Pictures in the records should not be copied, but every other part must be repeated exactly.

* begin *

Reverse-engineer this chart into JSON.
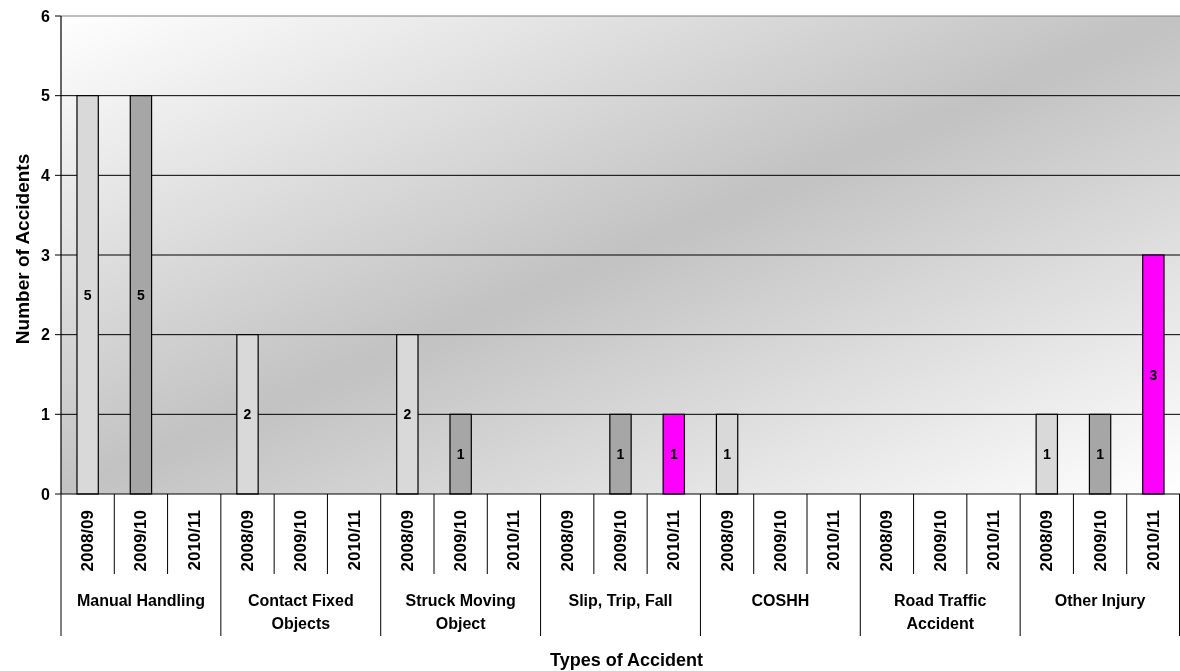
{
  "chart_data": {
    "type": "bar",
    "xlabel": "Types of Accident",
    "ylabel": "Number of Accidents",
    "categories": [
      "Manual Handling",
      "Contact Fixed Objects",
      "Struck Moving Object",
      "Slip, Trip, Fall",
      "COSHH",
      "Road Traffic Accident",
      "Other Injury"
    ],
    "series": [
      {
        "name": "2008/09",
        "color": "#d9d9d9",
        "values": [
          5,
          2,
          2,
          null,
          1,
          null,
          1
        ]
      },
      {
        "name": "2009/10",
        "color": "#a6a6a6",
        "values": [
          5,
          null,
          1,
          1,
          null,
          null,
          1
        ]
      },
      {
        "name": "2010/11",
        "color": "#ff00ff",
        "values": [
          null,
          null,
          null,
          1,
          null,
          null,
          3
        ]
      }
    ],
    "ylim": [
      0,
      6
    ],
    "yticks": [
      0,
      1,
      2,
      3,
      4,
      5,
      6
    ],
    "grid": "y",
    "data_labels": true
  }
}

* end *

**WRITTEN RESPONSE:**
Reverse-engineer this chart into JSON.
{
  "chart_data": {
    "type": "bar",
    "xlabel": "Types of Accident",
    "ylabel": "Number of Accidents",
    "categories": [
      "Manual Handling",
      "Contact Fixed Objects",
      "Struck Moving Object",
      "Slip, Trip, Fall",
      "COSHH",
      "Road Traffic Accident",
      "Other Injury"
    ],
    "series": [
      {
        "name": "2008/09",
        "color": "#d9d9d9",
        "values": [
          5,
          2,
          2,
          null,
          1,
          null,
          1
        ]
      },
      {
        "name": "2009/10",
        "color": "#a6a6a6",
        "values": [
          5,
          null,
          1,
          1,
          null,
          null,
          1
        ]
      },
      {
        "name": "2010/11",
        "color": "#ff00ff",
        "values": [
          null,
          null,
          null,
          1,
          null,
          null,
          3
        ]
      }
    ],
    "ylim": [
      0,
      6
    ],
    "yticks": [
      0,
      1,
      2,
      3,
      4,
      5,
      6
    ],
    "grid": "y",
    "data_labels": true
  }
}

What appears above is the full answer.